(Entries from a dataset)
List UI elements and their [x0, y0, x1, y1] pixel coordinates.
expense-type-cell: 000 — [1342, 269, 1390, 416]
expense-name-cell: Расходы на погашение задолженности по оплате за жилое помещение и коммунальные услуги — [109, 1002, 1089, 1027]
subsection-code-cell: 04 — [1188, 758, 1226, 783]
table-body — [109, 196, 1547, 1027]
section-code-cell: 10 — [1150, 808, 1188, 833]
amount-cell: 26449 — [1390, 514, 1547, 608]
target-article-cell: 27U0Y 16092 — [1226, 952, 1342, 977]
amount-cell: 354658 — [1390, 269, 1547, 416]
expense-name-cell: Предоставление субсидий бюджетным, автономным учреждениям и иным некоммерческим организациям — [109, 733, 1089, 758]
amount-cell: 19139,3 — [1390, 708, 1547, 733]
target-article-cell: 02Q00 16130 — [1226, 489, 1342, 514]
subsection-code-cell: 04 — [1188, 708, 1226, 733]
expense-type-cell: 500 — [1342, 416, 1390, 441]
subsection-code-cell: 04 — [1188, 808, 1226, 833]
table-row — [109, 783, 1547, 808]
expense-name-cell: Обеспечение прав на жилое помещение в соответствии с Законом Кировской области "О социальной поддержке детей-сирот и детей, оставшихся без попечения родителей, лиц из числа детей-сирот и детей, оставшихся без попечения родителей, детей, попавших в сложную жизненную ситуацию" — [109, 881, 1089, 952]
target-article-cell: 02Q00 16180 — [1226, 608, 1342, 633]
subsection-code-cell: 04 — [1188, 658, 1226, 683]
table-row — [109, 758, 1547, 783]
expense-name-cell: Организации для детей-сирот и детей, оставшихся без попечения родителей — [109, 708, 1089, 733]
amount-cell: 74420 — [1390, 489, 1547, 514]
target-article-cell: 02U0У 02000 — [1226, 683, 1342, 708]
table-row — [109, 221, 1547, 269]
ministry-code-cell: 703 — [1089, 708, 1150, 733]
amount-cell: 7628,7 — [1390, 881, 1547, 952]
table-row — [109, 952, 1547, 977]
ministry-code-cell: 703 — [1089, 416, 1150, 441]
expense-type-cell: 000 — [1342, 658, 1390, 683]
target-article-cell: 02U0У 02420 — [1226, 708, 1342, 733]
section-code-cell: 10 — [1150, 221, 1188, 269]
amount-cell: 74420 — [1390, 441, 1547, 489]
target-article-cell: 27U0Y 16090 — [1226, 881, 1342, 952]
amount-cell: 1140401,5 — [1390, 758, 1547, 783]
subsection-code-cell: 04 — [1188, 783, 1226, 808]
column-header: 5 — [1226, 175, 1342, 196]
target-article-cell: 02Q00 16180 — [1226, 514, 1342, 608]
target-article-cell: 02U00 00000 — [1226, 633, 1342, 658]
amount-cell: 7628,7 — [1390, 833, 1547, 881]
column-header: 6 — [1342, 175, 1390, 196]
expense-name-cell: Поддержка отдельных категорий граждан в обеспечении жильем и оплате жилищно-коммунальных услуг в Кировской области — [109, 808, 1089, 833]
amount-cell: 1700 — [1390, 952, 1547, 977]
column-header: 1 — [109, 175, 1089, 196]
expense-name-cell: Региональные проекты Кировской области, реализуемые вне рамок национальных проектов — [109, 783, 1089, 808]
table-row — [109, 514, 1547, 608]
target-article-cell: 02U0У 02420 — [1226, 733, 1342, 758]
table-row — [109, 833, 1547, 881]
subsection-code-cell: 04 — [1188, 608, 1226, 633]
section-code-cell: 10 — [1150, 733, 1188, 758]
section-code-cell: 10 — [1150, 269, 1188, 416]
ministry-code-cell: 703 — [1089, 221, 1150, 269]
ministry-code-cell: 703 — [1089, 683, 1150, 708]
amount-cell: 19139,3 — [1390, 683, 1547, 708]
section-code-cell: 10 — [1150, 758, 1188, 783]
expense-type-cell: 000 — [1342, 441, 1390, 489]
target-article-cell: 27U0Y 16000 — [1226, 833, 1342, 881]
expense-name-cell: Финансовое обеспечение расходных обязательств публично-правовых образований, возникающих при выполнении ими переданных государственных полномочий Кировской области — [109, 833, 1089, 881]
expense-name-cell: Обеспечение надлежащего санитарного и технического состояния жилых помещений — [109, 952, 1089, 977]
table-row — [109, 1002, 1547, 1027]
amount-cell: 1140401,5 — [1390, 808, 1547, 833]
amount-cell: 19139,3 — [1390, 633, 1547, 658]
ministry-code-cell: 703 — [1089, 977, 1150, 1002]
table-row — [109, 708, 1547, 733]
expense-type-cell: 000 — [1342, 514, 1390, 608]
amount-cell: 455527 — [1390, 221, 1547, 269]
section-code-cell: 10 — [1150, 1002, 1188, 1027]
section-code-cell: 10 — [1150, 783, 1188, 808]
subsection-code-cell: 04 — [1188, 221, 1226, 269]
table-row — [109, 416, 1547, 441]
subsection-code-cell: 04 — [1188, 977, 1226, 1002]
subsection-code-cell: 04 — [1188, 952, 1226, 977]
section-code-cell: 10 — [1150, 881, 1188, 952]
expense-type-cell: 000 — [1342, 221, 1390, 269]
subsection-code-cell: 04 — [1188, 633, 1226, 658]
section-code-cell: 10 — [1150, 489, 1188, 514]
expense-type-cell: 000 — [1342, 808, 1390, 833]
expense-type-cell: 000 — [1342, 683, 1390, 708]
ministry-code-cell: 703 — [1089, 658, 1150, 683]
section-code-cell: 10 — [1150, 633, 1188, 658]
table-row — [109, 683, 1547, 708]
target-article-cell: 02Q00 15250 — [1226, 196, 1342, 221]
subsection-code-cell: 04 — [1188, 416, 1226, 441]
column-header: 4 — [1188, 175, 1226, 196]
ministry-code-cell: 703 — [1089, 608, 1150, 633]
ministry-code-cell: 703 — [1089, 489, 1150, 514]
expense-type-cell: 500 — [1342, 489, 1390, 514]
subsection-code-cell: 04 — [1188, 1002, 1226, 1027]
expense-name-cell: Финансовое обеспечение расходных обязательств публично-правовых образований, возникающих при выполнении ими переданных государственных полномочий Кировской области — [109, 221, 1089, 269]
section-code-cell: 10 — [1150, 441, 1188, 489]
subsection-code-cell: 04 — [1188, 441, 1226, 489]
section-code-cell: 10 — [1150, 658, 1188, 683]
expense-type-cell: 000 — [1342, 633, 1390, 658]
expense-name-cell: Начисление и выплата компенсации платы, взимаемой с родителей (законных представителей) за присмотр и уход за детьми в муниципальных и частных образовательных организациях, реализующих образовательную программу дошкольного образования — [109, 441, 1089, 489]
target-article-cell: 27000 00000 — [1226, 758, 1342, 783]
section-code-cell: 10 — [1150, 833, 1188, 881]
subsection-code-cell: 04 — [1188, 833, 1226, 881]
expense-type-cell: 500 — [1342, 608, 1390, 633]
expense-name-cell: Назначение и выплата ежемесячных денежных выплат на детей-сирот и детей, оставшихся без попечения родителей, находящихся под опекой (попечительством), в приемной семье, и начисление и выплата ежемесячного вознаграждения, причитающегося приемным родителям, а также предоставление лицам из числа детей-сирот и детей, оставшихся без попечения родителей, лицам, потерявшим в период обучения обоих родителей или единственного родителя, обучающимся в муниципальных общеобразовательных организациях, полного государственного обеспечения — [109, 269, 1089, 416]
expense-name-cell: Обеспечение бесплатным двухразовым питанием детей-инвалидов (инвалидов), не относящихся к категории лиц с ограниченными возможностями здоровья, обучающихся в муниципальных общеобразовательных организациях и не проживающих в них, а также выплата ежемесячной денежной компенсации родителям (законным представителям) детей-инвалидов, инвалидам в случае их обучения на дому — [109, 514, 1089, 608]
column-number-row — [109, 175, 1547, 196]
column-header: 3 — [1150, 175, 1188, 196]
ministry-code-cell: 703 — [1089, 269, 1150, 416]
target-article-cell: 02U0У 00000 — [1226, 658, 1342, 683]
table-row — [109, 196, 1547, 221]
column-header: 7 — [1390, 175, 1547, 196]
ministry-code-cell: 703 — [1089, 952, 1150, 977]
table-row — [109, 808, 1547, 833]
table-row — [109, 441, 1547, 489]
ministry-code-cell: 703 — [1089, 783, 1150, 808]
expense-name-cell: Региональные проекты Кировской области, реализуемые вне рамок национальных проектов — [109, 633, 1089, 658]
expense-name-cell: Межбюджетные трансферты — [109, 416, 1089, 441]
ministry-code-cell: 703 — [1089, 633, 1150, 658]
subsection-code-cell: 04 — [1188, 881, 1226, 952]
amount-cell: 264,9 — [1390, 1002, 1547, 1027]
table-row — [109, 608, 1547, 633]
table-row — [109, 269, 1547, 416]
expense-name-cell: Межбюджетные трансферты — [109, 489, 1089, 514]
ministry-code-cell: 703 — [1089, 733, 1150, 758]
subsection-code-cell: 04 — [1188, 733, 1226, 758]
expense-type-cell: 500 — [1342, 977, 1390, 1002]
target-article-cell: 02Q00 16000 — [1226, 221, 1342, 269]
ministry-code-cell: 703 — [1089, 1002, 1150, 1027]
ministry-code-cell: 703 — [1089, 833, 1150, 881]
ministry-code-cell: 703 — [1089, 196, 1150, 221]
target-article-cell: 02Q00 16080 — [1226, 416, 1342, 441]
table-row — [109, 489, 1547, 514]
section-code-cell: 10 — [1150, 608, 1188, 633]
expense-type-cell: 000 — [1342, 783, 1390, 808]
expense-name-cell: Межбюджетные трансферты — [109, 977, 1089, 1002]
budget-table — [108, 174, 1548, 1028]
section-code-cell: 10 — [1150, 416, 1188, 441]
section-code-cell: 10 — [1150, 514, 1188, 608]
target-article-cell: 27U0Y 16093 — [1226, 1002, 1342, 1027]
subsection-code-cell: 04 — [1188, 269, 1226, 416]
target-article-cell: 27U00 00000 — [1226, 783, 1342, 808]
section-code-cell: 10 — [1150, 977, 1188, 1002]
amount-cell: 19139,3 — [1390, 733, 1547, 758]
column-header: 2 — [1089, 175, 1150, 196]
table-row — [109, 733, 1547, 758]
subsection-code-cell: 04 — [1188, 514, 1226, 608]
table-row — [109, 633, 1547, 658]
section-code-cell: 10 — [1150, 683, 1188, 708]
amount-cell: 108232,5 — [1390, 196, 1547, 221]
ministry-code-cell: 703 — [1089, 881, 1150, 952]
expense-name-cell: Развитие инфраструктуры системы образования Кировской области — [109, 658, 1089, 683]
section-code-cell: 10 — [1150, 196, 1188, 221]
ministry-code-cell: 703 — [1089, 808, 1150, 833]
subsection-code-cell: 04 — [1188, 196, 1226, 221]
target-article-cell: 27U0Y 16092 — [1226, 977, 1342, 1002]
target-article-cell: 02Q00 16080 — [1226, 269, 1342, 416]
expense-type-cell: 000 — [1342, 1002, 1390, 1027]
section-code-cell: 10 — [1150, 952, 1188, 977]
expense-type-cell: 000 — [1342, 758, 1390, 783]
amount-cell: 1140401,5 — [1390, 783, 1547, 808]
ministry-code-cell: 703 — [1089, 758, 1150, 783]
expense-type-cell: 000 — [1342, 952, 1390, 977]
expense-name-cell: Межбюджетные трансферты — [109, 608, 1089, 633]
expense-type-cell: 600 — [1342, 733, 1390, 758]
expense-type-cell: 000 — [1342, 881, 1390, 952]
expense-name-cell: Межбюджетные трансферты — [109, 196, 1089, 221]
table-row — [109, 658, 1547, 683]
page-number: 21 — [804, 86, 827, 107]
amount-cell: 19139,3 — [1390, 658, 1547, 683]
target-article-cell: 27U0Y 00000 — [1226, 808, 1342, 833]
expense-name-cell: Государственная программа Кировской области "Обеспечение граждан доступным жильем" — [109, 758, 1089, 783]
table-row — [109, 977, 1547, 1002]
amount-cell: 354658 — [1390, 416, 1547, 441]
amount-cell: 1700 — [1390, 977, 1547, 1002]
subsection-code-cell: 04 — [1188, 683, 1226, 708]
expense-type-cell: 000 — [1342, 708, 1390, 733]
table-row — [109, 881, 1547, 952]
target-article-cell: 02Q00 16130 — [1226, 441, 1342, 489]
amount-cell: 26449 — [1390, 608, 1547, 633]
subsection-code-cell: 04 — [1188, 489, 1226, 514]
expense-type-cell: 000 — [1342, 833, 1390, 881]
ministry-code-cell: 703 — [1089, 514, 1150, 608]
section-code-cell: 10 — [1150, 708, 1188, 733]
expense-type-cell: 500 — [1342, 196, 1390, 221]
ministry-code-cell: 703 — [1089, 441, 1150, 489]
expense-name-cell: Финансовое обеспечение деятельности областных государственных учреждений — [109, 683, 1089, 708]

__What needs to be done__: Rewrite everything from the start of the items down to the line containing "column-header: 5 — [1226, 175, 1342, 196]" as a numbered list, with blank lines omitted.

__Problem solution__:
1. List UI elements and their [x0, y0, x1, y1] pixel coordinates.
2. expense-type-cell: 000 — [1342, 269, 1390, 416]
3. expense-name-cell: Расходы на погашение задолженности по оплате за жилое помещение и коммунальные услуги — [109, 1002, 1089, 1027]
4. subsection-code-cell: 04 — [1188, 758, 1226, 783]
5. table-body — [109, 196, 1547, 1027]
6. section-code-cell: 10 — [1150, 808, 1188, 833]
7. amount-cell: 26449 — [1390, 514, 1547, 608]
8. target-article-cell: 27U0Y 16092 — [1226, 952, 1342, 977]
9. amount-cell: 354658 — [1390, 269, 1547, 416]
10. expense-name-cell: Предоставление субсидий бюджетным, автономным учреждениям и иным некоммерческим организациям — [109, 733, 1089, 758]
11. amount-cell: 19139,3 — [1390, 708, 1547, 733]
12. target-article-cell: 02Q00 16130 — [1226, 489, 1342, 514]
13. subsection-code-cell: 04 — [1188, 708, 1226, 733]
14. expense-type-cell: 500 — [1342, 416, 1390, 441]
15. subsection-code-cell: 04 — [1188, 808, 1226, 833]
16. table-row — [109, 783, 1547, 808]
17. expense-name-cell: Обеспечение прав на жилое помещение в соответствии с Законом Кировской области "О социальной поддержке детей-сирот и детей, оставшихся без попечения родителей, лиц из числа детей-сирот и детей, оставшихся без попечения родителей, детей, попавших в сложную жизненную ситуацию" — [109, 881, 1089, 952]
18. target-article-cell: 02Q00 16180 — [1226, 608, 1342, 633]
19. subsection-code-cell: 04 — [1188, 658, 1226, 683]
20. table-row — [109, 758, 1547, 783]
21. expense-name-cell: Организации для детей-сирот и детей, оставшихся без попечения родителей — [109, 708, 1089, 733]
22. amount-cell: 74420 — [1390, 489, 1547, 514]
23. target-article-cell: 02U0У 02000 — [1226, 683, 1342, 708]
24. table-row — [109, 221, 1547, 269]
25. ministry-code-cell: 703 — [1089, 708, 1150, 733]
26. amount-cell: 7628,7 — [1390, 881, 1547, 952]
27. table-row — [109, 952, 1547, 977]
28. ministry-code-cell: 703 — [1089, 416, 1150, 441]
29. expense-type-cell: 000 — [1342, 658, 1390, 683]
30. target-article-cell: 02U0У 02420 — [1226, 708, 1342, 733]
31. section-code-cell: 10 — [1150, 221, 1188, 269]
32. amount-cell: 74420 — [1390, 441, 1547, 489]
33. target-article-cell: 27U0Y 16090 — [1226, 881, 1342, 952]
34. amount-cell: 1140401,5 — [1390, 758, 1547, 783]
35. subsection-code-cell: 04 — [1188, 783, 1226, 808]
36. column-header: 5 — [1226, 175, 1342, 196]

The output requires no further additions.